>> begin

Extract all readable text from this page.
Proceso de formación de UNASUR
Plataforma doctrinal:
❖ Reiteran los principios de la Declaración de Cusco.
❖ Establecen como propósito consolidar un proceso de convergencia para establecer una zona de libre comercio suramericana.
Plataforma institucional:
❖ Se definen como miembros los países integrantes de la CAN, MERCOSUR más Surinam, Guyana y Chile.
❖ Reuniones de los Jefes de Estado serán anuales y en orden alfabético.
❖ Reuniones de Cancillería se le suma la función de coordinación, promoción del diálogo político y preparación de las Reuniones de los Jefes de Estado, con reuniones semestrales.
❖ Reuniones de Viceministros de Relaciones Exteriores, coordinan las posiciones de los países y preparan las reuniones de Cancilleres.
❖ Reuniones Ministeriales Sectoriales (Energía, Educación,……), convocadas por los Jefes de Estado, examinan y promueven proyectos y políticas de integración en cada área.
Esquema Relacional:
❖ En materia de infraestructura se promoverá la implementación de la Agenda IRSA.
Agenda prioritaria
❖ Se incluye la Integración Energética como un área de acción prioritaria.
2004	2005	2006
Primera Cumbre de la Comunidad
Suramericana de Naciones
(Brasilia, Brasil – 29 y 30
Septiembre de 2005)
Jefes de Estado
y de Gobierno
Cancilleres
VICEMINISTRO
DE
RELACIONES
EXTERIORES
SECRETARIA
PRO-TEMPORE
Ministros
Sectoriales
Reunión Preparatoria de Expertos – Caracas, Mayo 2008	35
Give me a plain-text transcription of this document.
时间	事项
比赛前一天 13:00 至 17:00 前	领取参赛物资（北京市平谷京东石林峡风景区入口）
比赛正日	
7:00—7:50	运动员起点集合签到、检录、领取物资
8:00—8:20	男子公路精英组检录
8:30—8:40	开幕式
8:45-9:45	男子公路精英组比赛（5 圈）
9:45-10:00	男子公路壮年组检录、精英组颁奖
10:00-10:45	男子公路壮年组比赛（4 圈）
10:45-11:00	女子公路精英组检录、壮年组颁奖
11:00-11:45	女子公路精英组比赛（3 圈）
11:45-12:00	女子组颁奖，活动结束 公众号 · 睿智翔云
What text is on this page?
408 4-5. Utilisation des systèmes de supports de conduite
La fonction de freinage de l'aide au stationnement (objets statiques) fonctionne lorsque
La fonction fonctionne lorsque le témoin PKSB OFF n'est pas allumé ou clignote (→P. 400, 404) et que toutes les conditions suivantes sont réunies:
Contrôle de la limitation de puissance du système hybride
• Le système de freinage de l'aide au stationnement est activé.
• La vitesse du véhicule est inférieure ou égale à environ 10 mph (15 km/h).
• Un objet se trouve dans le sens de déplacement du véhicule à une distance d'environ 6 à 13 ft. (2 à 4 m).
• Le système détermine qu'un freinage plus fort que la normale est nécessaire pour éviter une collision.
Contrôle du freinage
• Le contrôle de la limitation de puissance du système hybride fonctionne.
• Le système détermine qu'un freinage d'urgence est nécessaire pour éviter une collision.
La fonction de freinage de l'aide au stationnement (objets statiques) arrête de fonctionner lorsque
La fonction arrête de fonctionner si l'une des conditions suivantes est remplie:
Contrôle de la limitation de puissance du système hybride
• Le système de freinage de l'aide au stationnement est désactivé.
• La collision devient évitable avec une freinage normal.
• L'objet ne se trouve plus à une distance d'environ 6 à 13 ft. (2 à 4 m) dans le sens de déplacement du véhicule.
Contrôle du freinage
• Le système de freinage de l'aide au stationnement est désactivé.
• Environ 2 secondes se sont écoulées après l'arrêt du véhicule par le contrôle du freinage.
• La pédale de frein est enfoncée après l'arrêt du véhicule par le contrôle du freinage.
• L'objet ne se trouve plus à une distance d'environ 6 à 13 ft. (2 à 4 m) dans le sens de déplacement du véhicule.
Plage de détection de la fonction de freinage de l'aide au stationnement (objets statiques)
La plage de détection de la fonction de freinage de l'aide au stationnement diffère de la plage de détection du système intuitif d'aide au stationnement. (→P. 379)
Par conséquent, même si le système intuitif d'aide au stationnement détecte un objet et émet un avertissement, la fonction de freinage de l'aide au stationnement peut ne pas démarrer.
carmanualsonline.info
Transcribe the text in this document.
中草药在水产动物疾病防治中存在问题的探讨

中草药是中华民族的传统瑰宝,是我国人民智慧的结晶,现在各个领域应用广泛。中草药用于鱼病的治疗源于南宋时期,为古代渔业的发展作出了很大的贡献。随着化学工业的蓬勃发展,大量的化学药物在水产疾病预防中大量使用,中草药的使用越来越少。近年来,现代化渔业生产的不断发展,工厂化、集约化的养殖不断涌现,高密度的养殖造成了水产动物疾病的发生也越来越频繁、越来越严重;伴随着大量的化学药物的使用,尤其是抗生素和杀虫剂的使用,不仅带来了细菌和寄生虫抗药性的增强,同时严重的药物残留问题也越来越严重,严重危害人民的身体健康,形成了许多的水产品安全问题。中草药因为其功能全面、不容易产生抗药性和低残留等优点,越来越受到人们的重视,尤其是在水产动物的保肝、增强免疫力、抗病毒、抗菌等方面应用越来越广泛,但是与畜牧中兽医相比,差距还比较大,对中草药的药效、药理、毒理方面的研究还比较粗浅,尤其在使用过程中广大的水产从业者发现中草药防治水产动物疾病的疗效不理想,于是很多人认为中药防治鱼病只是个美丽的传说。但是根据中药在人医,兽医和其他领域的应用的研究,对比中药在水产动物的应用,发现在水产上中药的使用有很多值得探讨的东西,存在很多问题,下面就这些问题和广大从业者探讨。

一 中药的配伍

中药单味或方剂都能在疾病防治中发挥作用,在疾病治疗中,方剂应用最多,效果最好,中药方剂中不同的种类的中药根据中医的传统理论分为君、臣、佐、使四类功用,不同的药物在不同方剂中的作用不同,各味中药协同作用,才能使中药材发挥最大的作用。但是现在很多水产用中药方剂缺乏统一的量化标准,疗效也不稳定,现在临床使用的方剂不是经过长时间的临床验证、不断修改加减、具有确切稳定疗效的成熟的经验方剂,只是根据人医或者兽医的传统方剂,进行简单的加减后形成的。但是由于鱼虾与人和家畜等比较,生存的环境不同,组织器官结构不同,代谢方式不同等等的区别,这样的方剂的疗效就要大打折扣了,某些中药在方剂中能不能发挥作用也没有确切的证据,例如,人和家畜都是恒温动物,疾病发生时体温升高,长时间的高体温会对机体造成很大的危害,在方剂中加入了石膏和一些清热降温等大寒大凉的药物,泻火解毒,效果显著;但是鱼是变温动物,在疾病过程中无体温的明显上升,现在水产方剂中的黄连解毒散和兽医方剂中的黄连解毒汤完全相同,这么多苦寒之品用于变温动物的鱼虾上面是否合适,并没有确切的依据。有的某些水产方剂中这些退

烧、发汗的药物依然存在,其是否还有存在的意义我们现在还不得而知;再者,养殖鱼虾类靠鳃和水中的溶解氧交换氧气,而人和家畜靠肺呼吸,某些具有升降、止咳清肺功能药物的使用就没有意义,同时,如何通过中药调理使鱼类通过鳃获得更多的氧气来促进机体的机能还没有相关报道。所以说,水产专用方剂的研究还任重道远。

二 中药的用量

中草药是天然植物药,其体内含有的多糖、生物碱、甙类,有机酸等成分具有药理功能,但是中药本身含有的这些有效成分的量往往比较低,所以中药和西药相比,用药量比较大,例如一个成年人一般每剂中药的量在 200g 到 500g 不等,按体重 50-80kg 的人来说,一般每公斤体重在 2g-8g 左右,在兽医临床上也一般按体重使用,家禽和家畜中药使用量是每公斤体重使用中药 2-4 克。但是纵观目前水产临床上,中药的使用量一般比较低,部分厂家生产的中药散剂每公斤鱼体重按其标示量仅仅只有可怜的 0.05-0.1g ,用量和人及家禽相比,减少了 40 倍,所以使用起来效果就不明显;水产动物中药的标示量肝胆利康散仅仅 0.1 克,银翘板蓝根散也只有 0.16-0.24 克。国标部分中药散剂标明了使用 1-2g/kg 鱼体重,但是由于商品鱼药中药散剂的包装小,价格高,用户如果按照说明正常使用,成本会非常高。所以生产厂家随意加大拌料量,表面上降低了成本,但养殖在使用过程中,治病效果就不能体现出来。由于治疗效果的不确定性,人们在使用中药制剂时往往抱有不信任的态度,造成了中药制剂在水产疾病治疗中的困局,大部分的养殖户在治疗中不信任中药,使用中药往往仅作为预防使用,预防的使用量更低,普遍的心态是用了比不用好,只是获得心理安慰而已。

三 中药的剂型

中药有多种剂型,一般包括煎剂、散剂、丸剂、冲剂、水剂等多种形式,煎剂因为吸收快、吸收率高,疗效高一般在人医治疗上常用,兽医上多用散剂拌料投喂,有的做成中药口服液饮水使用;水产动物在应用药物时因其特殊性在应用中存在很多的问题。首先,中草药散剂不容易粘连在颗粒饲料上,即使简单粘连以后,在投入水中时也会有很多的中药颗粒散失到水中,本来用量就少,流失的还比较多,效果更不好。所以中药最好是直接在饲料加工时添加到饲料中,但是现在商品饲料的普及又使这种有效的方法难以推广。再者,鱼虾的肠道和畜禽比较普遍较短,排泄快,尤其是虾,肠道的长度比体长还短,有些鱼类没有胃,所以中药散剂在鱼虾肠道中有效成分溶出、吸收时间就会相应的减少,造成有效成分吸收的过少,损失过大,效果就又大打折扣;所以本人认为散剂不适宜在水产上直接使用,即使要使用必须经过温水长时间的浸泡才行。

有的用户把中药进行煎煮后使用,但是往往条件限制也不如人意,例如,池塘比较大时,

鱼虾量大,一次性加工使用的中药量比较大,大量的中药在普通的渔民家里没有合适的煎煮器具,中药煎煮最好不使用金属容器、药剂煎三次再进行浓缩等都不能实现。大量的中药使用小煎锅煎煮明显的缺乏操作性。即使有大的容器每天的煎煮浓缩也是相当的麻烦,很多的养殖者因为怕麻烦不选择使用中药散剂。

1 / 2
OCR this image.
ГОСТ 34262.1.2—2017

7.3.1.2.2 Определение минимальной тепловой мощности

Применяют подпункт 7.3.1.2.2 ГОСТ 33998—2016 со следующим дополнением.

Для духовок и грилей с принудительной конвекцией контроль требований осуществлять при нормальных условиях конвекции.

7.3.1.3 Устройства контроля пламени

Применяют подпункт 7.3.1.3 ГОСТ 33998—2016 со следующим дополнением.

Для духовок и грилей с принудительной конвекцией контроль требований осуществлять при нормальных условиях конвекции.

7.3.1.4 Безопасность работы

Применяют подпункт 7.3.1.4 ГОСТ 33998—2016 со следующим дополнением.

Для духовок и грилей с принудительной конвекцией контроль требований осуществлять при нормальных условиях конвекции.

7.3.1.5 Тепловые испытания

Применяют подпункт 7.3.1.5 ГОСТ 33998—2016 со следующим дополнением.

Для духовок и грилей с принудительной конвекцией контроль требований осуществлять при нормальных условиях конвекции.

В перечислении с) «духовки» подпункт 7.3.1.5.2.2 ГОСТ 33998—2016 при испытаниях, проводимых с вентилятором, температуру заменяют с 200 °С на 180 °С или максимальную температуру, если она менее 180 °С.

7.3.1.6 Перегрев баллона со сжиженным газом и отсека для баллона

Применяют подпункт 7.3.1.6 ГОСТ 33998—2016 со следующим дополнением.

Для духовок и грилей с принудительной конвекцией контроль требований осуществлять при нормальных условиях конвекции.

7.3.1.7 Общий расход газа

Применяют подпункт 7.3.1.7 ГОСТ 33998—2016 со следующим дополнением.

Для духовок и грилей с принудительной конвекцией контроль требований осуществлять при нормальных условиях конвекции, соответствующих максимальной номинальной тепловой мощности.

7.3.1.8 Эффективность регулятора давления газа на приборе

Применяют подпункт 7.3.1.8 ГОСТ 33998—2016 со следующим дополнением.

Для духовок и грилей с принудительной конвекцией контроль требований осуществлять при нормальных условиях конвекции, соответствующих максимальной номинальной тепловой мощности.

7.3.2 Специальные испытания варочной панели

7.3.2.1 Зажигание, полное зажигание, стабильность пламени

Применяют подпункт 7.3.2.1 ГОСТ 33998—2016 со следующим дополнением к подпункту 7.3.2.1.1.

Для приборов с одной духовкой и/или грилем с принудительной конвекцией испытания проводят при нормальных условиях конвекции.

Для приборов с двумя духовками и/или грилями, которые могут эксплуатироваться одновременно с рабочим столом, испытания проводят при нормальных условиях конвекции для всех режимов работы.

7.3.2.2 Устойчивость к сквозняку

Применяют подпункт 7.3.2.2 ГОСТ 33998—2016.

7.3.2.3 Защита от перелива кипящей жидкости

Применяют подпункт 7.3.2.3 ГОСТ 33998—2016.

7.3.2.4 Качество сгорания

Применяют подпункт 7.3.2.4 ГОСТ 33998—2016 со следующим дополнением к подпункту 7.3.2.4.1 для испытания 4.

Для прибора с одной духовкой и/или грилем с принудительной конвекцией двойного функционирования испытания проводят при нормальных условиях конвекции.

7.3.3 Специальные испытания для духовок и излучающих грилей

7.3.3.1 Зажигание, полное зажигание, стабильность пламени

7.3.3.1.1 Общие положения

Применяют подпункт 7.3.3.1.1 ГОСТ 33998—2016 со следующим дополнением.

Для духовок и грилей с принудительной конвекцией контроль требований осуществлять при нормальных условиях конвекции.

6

>> end

What to do: Gather and return every line that holds the string "área".

Solution to this task:
❖ Reuniones Ministeriales Sectoriales (Energía, Educación,……), convocadas por los Jefes de Estado, examinan y promueven proyectos y políticas de integración en cada área.
❖ Se incluye la Integración Energética como un área de acción prioritaria.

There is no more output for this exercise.